■ SOURCE MATERIAL
====
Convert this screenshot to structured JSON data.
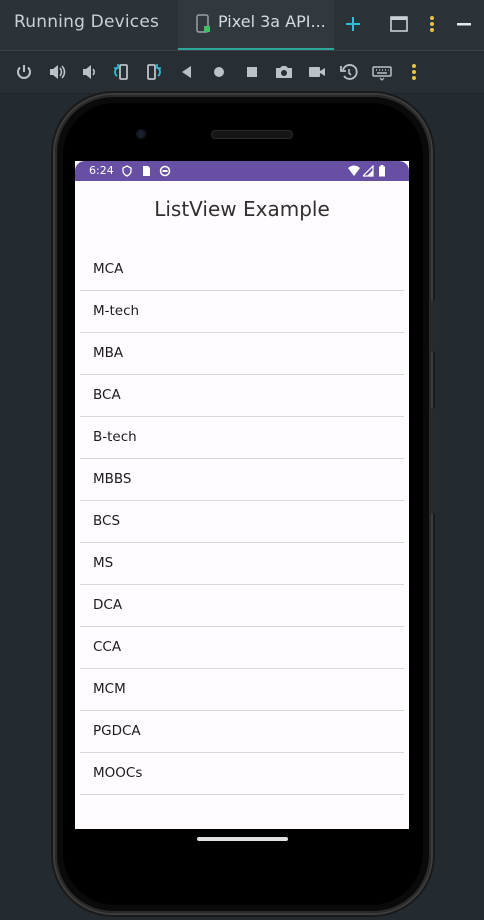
{
  "window": {
    "title": "Running Devices",
    "tab_label": "Pixel 3a API..."
  },
  "toolbar": {
    "tools": [
      "power-icon",
      "volume-up-icon",
      "volume-down-icon",
      "rotate-left-icon",
      "rotate-right-icon",
      "back-icon",
      "home-icon",
      "overview-icon",
      "camera-icon",
      "screen-record-icon",
      "snapshot-icon",
      "keyboard-icon",
      "more-vertical-icon"
    ]
  },
  "device": {
    "status_time": "6:24",
    "app_title": "ListView Example",
    "items": [
      "MCA",
      "M-tech",
      "MBA",
      "BCA",
      "B-tech",
      "MBBS",
      "BCS",
      "MS",
      "DCA",
      "CCA",
      "MCM",
      "PGDCA",
      "MOOCs"
    ]
  },
  "colors": {
    "accent": "#2fa79a",
    "status_bar": "#6750a4",
    "screen_bg": "#fffbfe"
  }
}
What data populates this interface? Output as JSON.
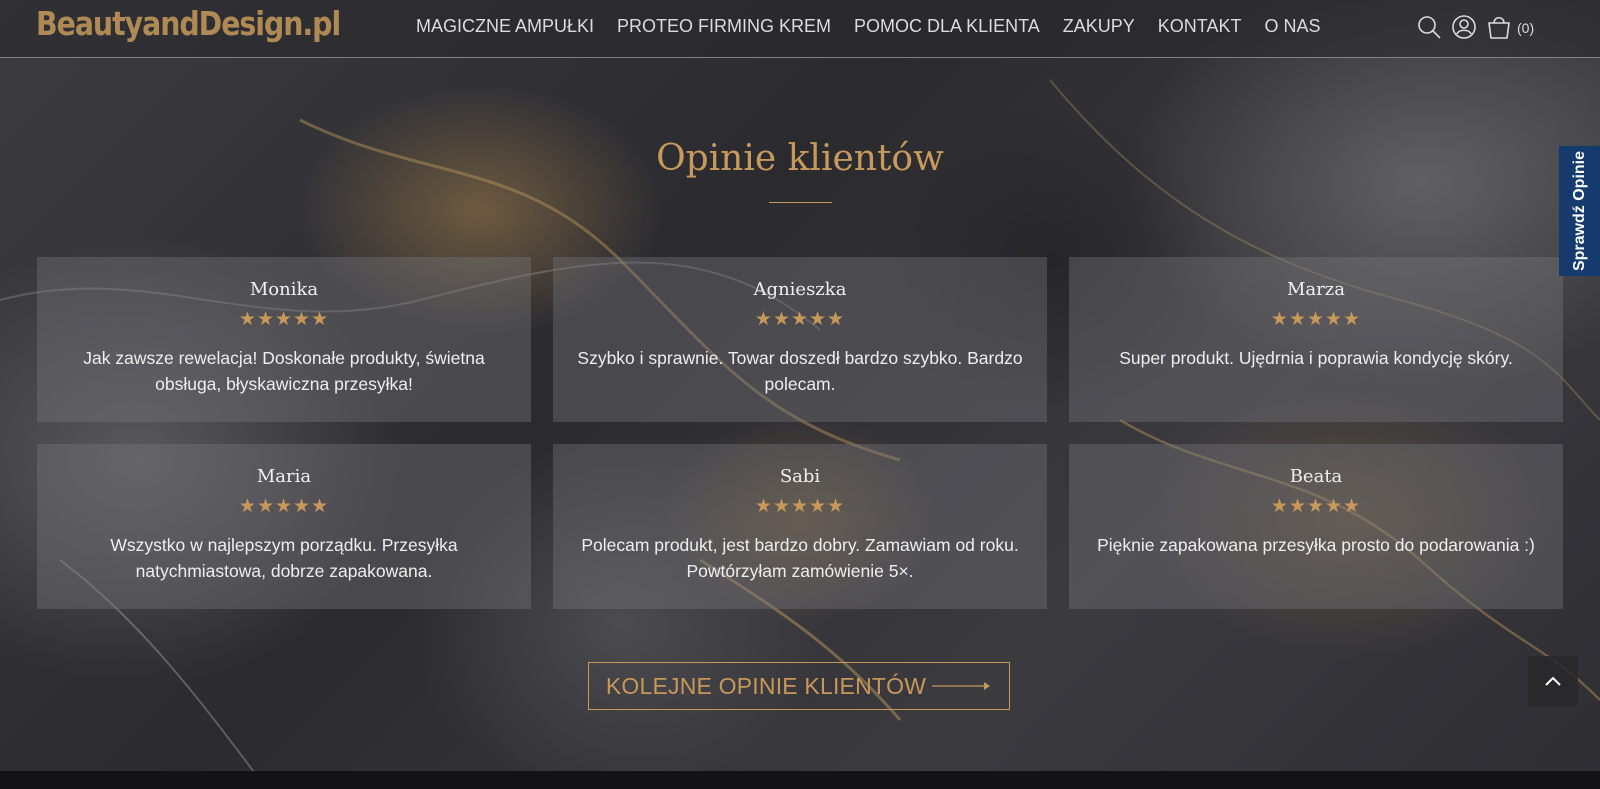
{
  "header": {
    "logo": "BeautyandDesign.pl",
    "nav": [
      "MAGICZNE AMPUŁKI",
      "PROTEO FIRMING KREM",
      "POMOC DLA KLIENTA",
      "ZAKUPY",
      "KONTAKT",
      "O NAS"
    ],
    "cart_count": "(0)",
    "icons": [
      "search-icon",
      "user-icon",
      "cart-icon"
    ]
  },
  "reviews_section": {
    "title": "Opinie klientów",
    "reviews": [
      {
        "name": "Monika",
        "stars": "★★★★★",
        "rating": 5,
        "text": "Jak zawsze rewelacja! Doskonałe produkty, świetna obsługa, błyskawiczna przesyłka!"
      },
      {
        "name": "Agnieszka",
        "stars": "★★★★★",
        "rating": 5,
        "text": "Szybko i sprawnie. Towar doszedł bardzo szybko. Bardzo polecam."
      },
      {
        "name": "Marza",
        "stars": "★★★★★",
        "rating": 5,
        "text": "Super produkt. Ujędrnia i poprawia kondycję skóry."
      },
      {
        "name": "Maria",
        "stars": "★★★★★",
        "rating": 5,
        "text": "Wszystko w najlepszym porządku. Przesyłka natychmiastowa, dobrze zapakowana."
      },
      {
        "name": "Sabi",
        "stars": "★★★★★",
        "rating": 5,
        "text": "Polecam produkt, jest bardzo dobry. Zamawiam od roku. Powtórzyłam zamówienie 5×."
      },
      {
        "name": "Beata",
        "stars": "★★★★★",
        "rating": 5,
        "text": "Pięknie zapakowana przesyłka prosto do podarowania :)"
      }
    ],
    "more_button": "KOLEJNE OPINIE KLIENTÓW"
  },
  "side_tab": "Sprawdź Opinie",
  "colors": {
    "accent": "#c79a5c",
    "side_tab": "#153a6e"
  }
}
====
■ CHALLENGE
Leave the pictures out and reproduce each record exactly as written.

■ EXERCISE RESULT
Convert this screenshot to structured JSON data.
{
  "window": {
    "title": "Running Devices",
    "tab_label": "Pixel 3a API..."
  },
  "toolbar": {
    "tools": [
      "power-icon",
      "volume-up-icon",
      "volume-down-icon",
      "rotate-left-icon",
      "rotate-right-icon",
      "back-icon",
      "home-icon",
      "overview-icon",
      "camera-icon",
      "screen-record-icon",
      "snapshot-icon",
      "keyboard-icon",
      "more-vertical-icon"
    ]
  },
  "device": {
    "status_time": "6:24",
    "app_title": "ListView Example",
    "items": [
      "MCA",
      "M-tech",
      "MBA",
      "BCA",
      "B-tech",
      "MBBS",
      "BCS",
      "MS",
      "DCA",
      "CCA",
      "MCM",
      "PGDCA",
      "MOOCs"
    ]
  },
  "colors": {
    "accent": "#2fa79a",
    "status_bar": "#6750a4",
    "screen_bg": "#fffbfe"
  }
}
What data populates this interface? Output as JSON.
{
  "header": {
    "logo": "BeautyandDesign.pl",
    "nav": [
      "MAGICZNE AMPUŁKI",
      "PROTEO FIRMING KREM",
      "POMOC DLA KLIENTA",
      "ZAKUPY",
      "KONTAKT",
      "O NAS"
    ],
    "cart_count": "(0)",
    "icons": [
      "search-icon",
      "user-icon",
      "cart-icon"
    ]
  },
  "reviews_section": {
    "title": "Opinie klientów",
    "reviews": [
      {
        "name": "Monika",
        "stars": "★★★★★",
        "rating": 5,
        "text": "Jak zawsze rewelacja! Doskonałe produkty, świetna obsługa, błyskawiczna przesyłka!"
      },
      {
        "name": "Agnieszka",
        "stars": "★★★★★",
        "rating": 5,
        "text": "Szybko i sprawnie. Towar doszedł bardzo szybko. Bardzo polecam."
      },
      {
        "name": "Marza",
        "stars": "★★★★★",
        "rating": 5,
        "text": "Super produkt. Ujędrnia i poprawia kondycję skóry."
      },
      {
        "name": "Maria",
        "stars": "★★★★★",
        "rating": 5,
        "text": "Wszystko w najlepszym porządku. Przesyłka natychmiastowa, dobrze zapakowana."
      },
      {
        "name": "Sabi",
        "stars": "★★★★★",
        "rating": 5,
        "text": "Polecam produkt, jest bardzo dobry. Zamawiam od roku. Powtórzyłam zamówienie 5×."
      },
      {
        "name": "Beata",
        "stars": "★★★★★",
        "rating": 5,
        "text": "Pięknie zapakowana przesyłka prosto do podarowania :)"
      }
    ],
    "more_button": "KOLEJNE OPINIE KLIENTÓW"
  },
  "side_tab": "Sprawdź Opinie",
  "colors": {
    "accent": "#c79a5c",
    "side_tab": "#153a6e"
  }
}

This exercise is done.